- _MATERIAL TO PROCESS_:
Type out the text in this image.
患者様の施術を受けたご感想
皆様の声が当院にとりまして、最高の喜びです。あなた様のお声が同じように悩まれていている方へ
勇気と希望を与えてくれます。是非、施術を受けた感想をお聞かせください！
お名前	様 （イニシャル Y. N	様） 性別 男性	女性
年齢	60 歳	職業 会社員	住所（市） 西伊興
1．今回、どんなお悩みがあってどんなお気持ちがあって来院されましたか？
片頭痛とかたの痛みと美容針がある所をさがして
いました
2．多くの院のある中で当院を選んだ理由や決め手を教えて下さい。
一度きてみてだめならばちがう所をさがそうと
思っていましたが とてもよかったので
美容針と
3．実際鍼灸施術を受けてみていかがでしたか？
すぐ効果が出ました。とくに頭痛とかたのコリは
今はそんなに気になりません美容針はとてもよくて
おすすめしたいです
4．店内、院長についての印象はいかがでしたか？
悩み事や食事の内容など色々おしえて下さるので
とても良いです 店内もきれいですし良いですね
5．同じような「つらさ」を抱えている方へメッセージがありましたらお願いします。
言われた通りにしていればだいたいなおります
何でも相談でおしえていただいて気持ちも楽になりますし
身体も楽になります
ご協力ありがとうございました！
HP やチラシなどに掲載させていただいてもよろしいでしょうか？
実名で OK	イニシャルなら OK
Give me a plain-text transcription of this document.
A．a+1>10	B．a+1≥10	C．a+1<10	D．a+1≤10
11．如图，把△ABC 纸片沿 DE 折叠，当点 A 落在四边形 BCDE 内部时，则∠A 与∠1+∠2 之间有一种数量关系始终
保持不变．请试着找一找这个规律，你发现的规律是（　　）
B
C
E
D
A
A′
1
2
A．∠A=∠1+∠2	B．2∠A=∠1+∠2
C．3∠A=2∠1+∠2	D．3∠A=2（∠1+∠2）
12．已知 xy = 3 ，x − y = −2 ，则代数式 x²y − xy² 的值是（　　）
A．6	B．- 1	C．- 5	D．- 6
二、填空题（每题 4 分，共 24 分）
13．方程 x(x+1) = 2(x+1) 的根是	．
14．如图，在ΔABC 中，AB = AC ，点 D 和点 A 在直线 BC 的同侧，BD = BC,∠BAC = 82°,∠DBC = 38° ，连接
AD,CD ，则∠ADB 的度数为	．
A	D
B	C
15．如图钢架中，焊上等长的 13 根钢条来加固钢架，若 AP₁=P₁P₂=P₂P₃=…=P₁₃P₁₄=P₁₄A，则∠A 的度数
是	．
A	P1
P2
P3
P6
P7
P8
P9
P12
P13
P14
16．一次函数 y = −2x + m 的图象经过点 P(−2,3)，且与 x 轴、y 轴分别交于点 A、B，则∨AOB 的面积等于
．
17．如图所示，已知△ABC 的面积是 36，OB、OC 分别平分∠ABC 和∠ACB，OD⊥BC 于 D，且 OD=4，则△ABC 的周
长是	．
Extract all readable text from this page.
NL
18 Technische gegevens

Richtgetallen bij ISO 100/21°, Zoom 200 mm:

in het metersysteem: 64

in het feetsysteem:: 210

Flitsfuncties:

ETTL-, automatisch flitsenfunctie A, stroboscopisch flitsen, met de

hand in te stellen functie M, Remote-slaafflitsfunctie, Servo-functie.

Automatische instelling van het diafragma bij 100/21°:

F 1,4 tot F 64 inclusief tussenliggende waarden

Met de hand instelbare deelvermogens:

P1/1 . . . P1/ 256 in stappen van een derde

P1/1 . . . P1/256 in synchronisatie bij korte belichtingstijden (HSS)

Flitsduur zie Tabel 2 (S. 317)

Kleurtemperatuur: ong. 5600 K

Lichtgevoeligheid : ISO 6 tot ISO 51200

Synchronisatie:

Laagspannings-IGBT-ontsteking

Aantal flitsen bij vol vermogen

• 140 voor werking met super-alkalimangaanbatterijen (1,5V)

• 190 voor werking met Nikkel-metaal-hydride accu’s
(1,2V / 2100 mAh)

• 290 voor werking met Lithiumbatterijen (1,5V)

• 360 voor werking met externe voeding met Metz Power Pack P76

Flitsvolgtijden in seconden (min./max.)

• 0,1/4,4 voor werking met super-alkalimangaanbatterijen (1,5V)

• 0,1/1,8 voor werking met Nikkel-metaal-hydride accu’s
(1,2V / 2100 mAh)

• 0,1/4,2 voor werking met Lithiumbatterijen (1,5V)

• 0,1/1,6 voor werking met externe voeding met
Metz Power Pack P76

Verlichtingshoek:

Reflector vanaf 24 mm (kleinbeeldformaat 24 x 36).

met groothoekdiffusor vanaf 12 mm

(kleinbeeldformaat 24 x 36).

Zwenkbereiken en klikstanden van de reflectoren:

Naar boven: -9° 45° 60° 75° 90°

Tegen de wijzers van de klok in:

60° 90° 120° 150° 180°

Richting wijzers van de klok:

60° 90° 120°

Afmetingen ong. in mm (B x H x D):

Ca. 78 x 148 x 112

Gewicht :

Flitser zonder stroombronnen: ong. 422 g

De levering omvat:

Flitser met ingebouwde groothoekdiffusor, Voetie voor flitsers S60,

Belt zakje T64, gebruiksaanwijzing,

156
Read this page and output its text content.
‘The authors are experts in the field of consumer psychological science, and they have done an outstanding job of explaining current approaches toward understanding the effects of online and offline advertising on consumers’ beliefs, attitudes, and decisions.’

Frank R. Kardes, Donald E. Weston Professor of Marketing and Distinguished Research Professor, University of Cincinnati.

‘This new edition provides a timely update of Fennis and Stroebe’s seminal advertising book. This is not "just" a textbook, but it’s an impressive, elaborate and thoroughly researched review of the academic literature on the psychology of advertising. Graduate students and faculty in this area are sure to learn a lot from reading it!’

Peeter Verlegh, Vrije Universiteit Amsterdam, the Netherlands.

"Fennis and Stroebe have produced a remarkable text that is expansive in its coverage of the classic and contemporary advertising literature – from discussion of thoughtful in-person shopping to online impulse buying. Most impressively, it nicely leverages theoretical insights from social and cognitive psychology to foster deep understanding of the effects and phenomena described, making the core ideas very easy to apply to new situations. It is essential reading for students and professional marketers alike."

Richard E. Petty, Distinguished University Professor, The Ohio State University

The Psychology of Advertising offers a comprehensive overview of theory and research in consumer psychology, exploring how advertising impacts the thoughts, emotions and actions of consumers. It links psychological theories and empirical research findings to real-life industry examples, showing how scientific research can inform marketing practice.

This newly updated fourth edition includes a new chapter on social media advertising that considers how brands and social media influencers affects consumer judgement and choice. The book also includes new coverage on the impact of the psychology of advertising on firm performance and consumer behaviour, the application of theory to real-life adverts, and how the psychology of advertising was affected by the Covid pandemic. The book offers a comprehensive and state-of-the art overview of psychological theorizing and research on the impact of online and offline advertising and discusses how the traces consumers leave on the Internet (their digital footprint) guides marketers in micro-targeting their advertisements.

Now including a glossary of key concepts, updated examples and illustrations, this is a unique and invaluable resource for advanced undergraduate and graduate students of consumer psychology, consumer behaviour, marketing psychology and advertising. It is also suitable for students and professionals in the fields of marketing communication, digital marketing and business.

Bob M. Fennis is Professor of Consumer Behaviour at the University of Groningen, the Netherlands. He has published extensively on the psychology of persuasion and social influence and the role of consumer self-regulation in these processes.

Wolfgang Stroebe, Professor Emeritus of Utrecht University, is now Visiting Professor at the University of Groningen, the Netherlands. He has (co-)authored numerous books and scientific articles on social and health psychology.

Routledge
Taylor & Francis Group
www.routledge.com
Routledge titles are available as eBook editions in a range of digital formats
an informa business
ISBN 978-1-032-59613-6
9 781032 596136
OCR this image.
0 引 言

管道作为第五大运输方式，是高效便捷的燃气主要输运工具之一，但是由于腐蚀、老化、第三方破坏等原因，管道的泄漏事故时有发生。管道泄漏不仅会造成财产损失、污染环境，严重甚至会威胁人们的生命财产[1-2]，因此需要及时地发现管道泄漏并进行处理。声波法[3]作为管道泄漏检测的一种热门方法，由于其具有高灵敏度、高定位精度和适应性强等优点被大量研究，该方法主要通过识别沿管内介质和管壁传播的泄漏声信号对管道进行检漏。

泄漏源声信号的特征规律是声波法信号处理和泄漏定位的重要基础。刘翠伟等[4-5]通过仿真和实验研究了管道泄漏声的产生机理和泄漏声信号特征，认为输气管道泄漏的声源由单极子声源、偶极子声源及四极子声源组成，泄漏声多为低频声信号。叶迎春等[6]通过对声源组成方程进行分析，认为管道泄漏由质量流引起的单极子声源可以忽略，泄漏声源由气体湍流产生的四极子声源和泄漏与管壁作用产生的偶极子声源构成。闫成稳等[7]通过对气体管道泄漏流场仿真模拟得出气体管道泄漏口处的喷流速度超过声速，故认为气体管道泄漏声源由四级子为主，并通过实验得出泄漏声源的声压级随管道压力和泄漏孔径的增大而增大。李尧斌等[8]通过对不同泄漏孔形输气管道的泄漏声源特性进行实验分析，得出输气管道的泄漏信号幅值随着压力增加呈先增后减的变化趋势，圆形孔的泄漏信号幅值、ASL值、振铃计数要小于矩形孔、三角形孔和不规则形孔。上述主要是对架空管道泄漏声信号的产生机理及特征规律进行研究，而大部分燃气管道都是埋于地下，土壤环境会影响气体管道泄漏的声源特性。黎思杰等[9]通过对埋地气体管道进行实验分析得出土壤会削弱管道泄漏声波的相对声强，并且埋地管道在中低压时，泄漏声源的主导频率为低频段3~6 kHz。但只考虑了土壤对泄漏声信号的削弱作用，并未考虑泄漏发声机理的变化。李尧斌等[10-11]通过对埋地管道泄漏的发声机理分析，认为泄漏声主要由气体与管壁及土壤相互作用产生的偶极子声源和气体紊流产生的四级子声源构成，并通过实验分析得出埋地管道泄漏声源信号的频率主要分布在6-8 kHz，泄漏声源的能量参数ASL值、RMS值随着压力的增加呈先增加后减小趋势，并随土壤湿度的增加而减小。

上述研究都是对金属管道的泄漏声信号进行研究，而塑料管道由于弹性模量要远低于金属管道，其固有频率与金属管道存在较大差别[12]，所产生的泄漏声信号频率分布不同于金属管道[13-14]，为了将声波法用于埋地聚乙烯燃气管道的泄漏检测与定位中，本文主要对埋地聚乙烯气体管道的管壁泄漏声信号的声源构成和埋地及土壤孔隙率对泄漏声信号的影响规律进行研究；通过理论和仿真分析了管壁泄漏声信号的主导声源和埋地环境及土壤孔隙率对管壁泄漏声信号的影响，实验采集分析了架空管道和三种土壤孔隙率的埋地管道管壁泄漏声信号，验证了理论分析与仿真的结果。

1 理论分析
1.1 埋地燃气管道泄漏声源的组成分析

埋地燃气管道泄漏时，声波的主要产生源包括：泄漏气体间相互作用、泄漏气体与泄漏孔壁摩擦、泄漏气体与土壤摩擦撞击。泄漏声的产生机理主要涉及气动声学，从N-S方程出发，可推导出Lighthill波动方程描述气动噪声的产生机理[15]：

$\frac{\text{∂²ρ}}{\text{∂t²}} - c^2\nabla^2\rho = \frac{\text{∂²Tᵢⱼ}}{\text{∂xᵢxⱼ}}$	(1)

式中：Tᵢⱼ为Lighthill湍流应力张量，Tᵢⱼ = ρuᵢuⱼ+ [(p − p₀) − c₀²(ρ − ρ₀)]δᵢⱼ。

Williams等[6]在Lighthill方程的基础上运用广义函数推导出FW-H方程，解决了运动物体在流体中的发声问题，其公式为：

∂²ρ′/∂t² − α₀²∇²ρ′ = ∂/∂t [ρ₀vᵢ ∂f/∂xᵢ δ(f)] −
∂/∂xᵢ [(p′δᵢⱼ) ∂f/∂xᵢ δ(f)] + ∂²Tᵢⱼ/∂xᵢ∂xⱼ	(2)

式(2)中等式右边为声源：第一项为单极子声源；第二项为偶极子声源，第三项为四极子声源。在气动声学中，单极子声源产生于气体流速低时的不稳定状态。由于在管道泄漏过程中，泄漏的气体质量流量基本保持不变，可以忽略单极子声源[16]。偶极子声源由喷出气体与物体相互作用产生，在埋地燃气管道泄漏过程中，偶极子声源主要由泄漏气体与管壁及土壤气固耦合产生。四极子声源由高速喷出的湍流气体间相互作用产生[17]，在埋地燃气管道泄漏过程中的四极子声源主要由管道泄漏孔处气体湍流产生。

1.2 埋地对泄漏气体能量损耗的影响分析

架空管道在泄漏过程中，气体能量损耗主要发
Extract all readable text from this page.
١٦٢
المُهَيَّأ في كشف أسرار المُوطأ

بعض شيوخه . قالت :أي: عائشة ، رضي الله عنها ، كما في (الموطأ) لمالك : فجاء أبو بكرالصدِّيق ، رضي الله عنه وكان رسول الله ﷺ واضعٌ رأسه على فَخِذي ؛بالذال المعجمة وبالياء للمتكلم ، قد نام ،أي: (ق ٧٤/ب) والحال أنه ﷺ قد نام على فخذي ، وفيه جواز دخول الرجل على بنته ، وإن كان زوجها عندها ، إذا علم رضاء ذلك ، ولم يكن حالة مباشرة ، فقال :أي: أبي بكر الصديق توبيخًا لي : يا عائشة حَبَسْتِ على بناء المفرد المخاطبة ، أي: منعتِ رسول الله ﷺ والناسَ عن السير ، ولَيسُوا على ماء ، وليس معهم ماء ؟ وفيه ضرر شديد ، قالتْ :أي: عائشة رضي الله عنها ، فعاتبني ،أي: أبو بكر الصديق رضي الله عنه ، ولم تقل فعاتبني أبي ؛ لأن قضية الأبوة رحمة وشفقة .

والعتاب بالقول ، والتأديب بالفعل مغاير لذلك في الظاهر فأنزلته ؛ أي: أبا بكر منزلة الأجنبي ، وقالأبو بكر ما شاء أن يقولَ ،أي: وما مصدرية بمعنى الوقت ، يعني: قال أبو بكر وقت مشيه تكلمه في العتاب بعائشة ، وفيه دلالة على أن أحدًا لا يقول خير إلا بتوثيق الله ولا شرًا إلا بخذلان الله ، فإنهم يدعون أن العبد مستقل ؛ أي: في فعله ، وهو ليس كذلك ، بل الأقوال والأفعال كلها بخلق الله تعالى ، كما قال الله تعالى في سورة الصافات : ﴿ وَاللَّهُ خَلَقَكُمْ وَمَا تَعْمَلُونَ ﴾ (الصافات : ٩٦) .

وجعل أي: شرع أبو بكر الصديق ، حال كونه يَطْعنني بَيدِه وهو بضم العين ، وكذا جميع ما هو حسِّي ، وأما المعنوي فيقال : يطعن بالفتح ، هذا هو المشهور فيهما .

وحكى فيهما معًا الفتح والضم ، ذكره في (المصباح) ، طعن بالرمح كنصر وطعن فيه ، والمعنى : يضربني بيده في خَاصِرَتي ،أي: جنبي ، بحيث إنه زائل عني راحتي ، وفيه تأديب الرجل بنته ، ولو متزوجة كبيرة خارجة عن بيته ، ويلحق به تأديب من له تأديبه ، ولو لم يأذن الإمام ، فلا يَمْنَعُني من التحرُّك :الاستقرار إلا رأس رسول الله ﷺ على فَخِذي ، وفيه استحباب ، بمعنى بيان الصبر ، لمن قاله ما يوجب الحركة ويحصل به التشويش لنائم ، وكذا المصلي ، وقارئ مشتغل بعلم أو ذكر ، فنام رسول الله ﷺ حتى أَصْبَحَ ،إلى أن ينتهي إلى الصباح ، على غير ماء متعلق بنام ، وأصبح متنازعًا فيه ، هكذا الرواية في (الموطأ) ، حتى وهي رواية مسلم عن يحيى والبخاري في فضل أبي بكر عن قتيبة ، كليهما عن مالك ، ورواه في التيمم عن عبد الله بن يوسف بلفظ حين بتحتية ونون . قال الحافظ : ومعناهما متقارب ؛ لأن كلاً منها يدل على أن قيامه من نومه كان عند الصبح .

- _PROBLEM REQUIREMENTS_: Search the records for the string "marketers" and return every line in which it occurs.

- _TASK SOLUTION_:
"Fennis and Stroebe have produced a remarkable text that is expansive in its coverage of the classic and contemporary advertising literature – from discussion of thoughtful in-person shopping to online impulse buying. Most impressively, it nicely leverages theoretical insights from social and cognitive psychology to foster deep understanding of the effects and phenomena described, making the core ideas very easy to apply to new situations. It is essential reading for students and professional marketers alike."
This newly updated fourth edition includes a new chapter on social media advertising that considers how brands and social media influencers affects consumer judgement and choice. The book also includes new coverage on the impact of the psychology of advertising on firm performance and consumer behaviour, the application of theory to real-life adverts, and how the psychology of advertising was affected by the Covid pandemic. The book offers a comprehensive and state-of-the art overview of psychological theorizing and research on the impact of online and offline advertising and discusses how the traces consumers leave on the Internet (their digital footprint) guides marketers in micro-targeting their advertisements.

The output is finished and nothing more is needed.